WHAT NEEDS TO BE DONE -
Give every line from the entries that contains "Uniform".

[begin EXERCISE INPUTS]

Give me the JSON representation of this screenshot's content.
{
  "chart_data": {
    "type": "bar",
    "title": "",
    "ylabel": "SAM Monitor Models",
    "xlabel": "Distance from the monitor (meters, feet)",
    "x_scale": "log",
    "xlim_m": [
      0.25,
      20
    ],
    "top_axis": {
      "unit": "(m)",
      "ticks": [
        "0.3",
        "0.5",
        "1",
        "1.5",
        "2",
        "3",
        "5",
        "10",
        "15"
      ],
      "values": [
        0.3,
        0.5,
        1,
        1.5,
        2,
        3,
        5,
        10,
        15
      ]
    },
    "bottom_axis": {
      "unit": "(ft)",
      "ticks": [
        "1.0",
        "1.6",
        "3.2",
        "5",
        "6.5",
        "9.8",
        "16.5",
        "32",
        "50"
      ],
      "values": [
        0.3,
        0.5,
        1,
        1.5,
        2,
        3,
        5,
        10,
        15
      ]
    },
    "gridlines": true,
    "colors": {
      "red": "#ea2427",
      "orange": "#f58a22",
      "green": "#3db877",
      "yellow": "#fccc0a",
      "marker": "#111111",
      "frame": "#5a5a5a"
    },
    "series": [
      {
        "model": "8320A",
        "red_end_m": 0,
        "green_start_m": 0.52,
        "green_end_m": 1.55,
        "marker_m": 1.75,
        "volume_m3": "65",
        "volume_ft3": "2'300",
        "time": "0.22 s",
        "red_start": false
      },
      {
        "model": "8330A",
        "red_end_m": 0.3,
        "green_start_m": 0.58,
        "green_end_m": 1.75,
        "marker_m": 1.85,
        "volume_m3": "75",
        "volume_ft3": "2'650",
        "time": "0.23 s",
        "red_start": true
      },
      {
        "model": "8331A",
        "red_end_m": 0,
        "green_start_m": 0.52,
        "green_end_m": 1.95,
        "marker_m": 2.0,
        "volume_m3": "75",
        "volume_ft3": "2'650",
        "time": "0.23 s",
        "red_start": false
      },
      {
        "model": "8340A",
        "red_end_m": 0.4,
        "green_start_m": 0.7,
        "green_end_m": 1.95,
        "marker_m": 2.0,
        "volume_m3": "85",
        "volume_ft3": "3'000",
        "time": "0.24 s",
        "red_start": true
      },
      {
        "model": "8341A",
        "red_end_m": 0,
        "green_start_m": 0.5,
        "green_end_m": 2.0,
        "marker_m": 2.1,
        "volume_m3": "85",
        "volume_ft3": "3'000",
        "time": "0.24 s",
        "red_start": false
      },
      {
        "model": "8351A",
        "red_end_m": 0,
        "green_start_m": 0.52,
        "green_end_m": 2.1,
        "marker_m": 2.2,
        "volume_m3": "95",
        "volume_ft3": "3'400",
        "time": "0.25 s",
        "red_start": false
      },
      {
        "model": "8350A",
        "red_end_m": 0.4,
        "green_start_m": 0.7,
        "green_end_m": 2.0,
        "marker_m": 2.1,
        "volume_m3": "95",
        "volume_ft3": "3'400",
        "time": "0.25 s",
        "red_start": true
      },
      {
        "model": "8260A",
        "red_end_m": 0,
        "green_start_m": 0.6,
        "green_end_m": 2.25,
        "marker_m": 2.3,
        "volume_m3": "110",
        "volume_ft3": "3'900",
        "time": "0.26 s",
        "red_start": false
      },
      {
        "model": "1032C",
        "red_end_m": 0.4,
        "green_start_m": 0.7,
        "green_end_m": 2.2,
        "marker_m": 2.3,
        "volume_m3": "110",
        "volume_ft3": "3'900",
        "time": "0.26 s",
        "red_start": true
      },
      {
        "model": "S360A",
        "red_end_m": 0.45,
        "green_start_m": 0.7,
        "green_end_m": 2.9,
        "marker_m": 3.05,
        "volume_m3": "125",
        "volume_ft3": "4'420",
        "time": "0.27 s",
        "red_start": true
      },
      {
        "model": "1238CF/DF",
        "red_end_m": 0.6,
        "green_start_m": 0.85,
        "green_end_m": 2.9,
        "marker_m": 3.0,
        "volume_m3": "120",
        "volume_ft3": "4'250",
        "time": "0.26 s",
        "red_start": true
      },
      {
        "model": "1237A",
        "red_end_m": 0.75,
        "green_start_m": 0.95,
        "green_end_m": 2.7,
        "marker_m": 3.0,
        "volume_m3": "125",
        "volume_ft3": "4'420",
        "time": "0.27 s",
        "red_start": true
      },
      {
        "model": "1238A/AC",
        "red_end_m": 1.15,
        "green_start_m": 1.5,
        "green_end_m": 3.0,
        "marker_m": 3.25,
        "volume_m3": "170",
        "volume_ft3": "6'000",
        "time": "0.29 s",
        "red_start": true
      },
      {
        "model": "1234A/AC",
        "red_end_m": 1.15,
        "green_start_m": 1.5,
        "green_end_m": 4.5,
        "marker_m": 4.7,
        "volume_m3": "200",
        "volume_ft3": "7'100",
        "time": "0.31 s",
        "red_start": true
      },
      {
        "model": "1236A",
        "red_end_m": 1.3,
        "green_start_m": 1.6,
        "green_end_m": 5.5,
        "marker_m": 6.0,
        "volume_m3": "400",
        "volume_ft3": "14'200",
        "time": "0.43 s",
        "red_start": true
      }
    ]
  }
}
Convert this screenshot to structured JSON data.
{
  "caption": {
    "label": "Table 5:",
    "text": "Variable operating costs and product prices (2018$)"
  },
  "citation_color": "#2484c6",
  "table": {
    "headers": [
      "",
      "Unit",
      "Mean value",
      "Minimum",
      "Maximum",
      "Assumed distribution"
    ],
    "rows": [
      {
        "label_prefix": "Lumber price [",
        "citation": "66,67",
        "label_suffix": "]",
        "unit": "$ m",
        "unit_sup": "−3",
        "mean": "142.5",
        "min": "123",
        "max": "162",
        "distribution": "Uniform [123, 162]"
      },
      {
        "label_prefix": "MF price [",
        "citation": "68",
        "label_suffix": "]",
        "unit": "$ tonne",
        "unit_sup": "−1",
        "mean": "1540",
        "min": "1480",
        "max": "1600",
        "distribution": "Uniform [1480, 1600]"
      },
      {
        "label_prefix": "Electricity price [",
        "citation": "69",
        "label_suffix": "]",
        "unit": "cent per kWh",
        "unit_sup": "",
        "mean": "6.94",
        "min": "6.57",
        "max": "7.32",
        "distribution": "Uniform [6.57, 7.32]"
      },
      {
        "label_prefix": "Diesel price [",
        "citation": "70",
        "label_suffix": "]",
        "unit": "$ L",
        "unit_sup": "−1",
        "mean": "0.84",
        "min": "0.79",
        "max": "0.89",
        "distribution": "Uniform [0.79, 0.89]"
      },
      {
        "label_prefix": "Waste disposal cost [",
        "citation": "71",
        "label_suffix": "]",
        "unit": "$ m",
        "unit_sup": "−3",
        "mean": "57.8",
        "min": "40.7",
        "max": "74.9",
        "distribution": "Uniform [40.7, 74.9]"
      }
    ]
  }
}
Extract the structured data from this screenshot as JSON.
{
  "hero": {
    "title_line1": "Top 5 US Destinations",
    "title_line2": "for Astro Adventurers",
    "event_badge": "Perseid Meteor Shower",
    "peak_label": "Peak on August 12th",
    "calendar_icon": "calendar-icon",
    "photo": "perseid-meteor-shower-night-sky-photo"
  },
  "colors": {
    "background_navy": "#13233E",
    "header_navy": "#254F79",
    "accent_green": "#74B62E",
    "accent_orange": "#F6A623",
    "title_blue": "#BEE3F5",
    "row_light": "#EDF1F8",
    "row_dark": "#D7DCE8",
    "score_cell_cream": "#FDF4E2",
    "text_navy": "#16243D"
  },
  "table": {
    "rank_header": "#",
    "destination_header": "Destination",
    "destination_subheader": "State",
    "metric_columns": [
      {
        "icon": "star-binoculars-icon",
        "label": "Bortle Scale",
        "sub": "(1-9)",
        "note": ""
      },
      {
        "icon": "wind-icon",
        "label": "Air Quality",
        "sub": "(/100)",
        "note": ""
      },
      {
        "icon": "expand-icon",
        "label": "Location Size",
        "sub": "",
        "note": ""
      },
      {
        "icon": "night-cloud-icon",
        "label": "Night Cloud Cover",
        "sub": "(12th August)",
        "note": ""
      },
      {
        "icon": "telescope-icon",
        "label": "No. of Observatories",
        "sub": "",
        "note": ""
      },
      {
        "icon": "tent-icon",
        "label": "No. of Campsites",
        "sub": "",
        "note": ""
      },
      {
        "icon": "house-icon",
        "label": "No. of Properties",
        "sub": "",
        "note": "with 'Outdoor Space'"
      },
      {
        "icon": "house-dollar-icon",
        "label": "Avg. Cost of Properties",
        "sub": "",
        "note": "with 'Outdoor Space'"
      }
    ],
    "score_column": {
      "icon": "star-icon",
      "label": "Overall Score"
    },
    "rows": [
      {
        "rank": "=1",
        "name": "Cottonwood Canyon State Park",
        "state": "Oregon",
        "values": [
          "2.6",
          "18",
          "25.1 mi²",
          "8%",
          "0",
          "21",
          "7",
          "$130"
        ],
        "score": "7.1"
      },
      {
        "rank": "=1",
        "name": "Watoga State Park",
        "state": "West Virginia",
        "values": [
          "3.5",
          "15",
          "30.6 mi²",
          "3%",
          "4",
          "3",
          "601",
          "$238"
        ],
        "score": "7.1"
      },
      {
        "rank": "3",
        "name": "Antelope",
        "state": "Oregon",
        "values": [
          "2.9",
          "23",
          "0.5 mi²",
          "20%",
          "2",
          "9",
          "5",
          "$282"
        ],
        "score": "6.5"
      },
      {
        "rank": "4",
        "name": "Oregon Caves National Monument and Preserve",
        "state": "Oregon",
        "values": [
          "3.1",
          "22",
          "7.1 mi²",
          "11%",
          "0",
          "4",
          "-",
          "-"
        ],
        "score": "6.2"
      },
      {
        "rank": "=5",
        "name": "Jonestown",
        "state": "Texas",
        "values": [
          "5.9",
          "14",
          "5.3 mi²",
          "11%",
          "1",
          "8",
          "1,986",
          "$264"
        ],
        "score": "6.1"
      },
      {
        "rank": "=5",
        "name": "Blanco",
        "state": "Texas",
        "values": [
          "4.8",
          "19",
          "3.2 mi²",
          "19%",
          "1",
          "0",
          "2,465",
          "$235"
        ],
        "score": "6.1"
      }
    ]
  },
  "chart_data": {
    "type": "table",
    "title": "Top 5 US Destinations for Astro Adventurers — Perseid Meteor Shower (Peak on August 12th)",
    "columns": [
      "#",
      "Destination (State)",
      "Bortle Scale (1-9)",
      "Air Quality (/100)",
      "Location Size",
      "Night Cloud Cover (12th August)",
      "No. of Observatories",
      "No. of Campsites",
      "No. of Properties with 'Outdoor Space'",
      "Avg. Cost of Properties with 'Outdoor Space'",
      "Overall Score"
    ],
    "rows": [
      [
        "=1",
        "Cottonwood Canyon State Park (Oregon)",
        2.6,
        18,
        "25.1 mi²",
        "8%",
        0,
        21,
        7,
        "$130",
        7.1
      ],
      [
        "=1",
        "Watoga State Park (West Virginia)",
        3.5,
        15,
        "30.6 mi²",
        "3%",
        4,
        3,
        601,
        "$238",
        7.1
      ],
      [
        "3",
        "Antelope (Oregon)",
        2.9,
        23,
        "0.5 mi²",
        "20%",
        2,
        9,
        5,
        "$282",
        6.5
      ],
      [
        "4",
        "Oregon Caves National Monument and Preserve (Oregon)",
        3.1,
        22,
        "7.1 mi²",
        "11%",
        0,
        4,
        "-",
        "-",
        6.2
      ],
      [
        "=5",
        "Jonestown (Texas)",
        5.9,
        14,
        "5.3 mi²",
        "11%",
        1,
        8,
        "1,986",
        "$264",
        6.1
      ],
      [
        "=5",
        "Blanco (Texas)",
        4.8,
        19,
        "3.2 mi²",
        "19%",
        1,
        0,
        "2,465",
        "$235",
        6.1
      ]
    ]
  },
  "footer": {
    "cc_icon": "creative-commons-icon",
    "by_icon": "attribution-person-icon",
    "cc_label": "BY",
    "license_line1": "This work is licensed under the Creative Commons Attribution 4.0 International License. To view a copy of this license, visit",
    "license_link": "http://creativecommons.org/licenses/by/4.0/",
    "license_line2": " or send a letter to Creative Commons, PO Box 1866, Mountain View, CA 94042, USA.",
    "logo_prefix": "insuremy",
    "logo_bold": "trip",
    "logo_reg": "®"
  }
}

[end EXERCISE INPUTS]

EXERCISE RESULT -
        "distribution": "Uniform [123, 162]"
        "distribution": "Uniform [1480, 1600]"
        "distribution": "Uniform [6.57, 7.32]"
        "distribution": "Uniform [0.79, 0.89]"
        "distribution": "Uniform [40.7, 74.9]"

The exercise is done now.